BEGIN Material to process

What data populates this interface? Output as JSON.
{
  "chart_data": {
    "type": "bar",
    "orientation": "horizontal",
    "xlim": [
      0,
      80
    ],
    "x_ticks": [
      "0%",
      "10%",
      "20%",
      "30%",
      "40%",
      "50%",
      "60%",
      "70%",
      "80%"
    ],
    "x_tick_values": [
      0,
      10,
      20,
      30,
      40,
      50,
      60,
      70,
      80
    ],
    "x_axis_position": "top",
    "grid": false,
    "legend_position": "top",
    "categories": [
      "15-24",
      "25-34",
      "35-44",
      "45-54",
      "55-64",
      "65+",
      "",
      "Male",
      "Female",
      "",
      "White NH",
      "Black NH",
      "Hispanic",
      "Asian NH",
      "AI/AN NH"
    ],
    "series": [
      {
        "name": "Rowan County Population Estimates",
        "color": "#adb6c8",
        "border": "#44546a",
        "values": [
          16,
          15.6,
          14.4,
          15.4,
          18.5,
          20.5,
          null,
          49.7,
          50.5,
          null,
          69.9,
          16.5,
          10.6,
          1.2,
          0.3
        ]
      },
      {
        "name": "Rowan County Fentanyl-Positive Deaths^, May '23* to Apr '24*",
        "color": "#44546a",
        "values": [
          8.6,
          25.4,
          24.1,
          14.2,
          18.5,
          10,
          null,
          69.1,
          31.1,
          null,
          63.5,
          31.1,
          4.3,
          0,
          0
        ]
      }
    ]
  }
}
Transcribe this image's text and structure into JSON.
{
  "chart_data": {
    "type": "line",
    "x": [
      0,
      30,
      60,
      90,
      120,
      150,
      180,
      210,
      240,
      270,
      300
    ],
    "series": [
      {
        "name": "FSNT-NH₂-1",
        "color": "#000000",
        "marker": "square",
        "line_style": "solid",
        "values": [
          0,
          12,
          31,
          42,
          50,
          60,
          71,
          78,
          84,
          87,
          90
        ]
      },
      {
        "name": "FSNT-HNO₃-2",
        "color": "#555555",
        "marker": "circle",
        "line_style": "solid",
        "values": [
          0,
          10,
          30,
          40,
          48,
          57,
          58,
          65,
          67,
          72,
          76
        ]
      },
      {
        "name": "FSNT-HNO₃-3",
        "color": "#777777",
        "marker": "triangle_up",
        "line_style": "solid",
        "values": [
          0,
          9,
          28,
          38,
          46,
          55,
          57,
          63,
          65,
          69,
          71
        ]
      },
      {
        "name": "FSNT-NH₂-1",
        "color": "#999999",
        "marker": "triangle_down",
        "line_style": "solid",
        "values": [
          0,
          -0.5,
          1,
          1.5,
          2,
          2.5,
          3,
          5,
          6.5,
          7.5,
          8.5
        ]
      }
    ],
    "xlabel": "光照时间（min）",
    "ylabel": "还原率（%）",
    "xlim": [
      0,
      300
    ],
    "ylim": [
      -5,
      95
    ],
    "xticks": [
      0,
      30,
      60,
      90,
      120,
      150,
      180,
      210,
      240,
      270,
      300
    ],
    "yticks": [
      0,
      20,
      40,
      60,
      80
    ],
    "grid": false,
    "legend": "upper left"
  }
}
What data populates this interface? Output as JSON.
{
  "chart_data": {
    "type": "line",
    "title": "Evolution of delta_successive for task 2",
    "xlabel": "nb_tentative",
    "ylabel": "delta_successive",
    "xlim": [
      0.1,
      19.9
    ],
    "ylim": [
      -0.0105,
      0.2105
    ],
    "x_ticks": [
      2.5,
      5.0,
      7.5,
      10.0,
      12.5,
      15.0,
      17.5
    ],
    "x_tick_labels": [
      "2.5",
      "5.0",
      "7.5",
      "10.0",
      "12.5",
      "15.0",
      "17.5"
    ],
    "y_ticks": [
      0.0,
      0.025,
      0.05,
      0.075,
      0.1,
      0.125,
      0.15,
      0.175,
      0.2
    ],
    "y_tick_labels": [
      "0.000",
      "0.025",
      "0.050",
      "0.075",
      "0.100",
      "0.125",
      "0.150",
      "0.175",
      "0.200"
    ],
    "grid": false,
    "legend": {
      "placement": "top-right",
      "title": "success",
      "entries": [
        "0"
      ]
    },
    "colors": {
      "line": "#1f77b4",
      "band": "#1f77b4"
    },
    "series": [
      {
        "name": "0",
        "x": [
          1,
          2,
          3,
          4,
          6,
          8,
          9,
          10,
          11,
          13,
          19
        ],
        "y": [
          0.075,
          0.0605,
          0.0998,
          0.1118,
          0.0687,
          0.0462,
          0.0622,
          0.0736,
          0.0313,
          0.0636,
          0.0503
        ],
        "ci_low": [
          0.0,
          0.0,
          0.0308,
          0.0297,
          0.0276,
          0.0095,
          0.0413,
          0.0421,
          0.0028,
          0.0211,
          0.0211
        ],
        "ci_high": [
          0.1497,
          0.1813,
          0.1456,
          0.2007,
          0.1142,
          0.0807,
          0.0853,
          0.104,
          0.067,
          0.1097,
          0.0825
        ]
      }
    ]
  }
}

END Material to process

▶ **Goal**
Quote the material exactly, leaving nothing out.

▶ **Problem solution**
What data populates this interface? Output as JSON.
{
  "chart_data": {
    "type": "bar",
    "orientation": "horizontal",
    "xlim": [
      0,
      80
    ],
    "x_ticks": [
      "0%",
      "10%",
      "20%",
      "30%",
      "40%",
      "50%",
      "60%",
      "70%",
      "80%"
    ],
    "x_tick_values": [
      0,
      10,
      20,
      30,
      40,
      50,
      60,
      70,
      80
    ],
    "x_axis_position": "top",
    "grid": false,
    "legend_position": "top",
    "categories": [
      "15-24",
      "25-34",
      "35-44",
      "45-54",
      "55-64",
      "65+",
      "",
      "Male",
      "Female",
      "",
      "White NH",
      "Black NH",
      "Hispanic",
      "Asian NH",
      "AI/AN NH"
    ],
    "series": [
      {
        "name": "Rowan County Population Estimates",
        "color": "#adb6c8",
        "border": "#44546a",
        "values": [
          16,
          15.6,
          14.4,
          15.4,
          18.5,
          20.5,
          null,
          49.7,
          50.5,
          null,
          69.9,
          16.5,
          10.6,
          1.2,
          0.3
        ]
      },
      {
        "name": "Rowan County Fentanyl-Positive Deaths^, May '23* to Apr '24*",
        "color": "#44546a",
        "values": [
          8.6,
          25.4,
          24.1,
          14.2,
          18.5,
          10,
          null,
          69.1,
          31.1,
          null,
          63.5,
          31.1,
          4.3,
          0,
          0
        ]
      }
    ]
  }
}
Transcribe this image's text and structure into JSON.
{
  "chart_data": {
    "type": "line",
    "x": [
      0,
      30,
      60,
      90,
      120,
      150,
      180,
      210,
      240,
      270,
      300
    ],
    "series": [
      {
        "name": "FSNT-NH₂-1",
        "color": "#000000",
        "marker": "square",
        "line_style": "solid",
        "values": [
          0,
          12,
          31,
          42,
          50,
          60,
          71,
          78,
          84,
          87,
          90
        ]
      },
      {
        "name": "FSNT-HNO₃-2",
        "color": "#555555",
        "marker": "circle",
        "line_style": "solid",
        "values": [
          0,
          10,
          30,
          40,
          48,
          57,
          58,
          65,
          67,
          72,
          76
        ]
      },
      {
        "name": "FSNT-HNO₃-3",
        "color": "#777777",
        "marker": "triangle_up",
        "line_style": "solid",
        "values": [
          0,
          9,
          28,
          38,
          46,
          55,
          57,
          63,
          65,
          69,
          71
        ]
      },
      {
        "name": "FSNT-NH₂-1",
        "color": "#999999",
        "marker": "triangle_down",
        "line_style": "solid",
        "values": [
          0,
          -0.5,
          1,
          1.5,
          2,
          2.5,
          3,
          5,
          6.5,
          7.5,
          8.5
        ]
      }
    ],
    "xlabel": "光照时间（min）",
    "ylabel": "还原率（%）",
    "xlim": [
      0,
      300
    ],
    "ylim": [
      -5,
      95
    ],
    "xticks": [
      0,
      30,
      60,
      90,
      120,
      150,
      180,
      210,
      240,
      270,
      300
    ],
    "yticks": [
      0,
      20,
      40,
      60,
      80
    ],
    "grid": false,
    "legend": "upper left"
  }
}
What data populates this interface? Output as JSON.
{
  "chart_data": {
    "type": "line",
    "title": "Evolution of delta_successive for task 2",
    "xlabel": "nb_tentative",
    "ylabel": "delta_successive",
    "xlim": [
      0.1,
      19.9
    ],
    "ylim": [
      -0.0105,
      0.2105
    ],
    "x_ticks": [
      2.5,
      5.0,
      7.5,
      10.0,
      12.5,
      15.0,
      17.5
    ],
    "x_tick_labels": [
      "2.5",
      "5.0",
      "7.5",
      "10.0",
      "12.5",
      "15.0",
      "17.5"
    ],
    "y_ticks": [
      0.0,
      0.025,
      0.05,
      0.075,
      0.1,
      0.125,
      0.15,
      0.175,
      0.2
    ],
    "y_tick_labels": [
      "0.000",
      "0.025",
      "0.050",
      "0.075",
      "0.100",
      "0.125",
      "0.150",
      "0.175",
      "0.200"
    ],
    "grid": false,
    "legend": {
      "placement": "top-right",
      "title": "success",
      "entries": [
        "0"
      ]
    },
    "colors": {
      "line": "#1f77b4",
      "band": "#1f77b4"
    },
    "series": [
      {
        "name": "0",
        "x": [
          1,
          2,
          3,
          4,
          6,
          8,
          9,
          10,
          11,
          13,
          19
        ],
        "y": [
          0.075,
          0.0605,
          0.0998,
          0.1118,
          0.0687,
          0.0462,
          0.0622,
          0.0736,
          0.0313,
          0.0636,
          0.0503
        ],
        "ci_low": [
          0.0,
          0.0,
          0.0308,
          0.0297,
          0.0276,
          0.0095,
          0.0413,
          0.0421,
          0.0028,
          0.0211,
          0.0211
        ],
        "ci_high": [
          0.1497,
          0.1813,
          0.1456,
          0.2007,
          0.1142,
          0.0807,
          0.0853,
          0.104,
          0.067,
          0.1097,
          0.0825
        ]
      }
    ]
  }
}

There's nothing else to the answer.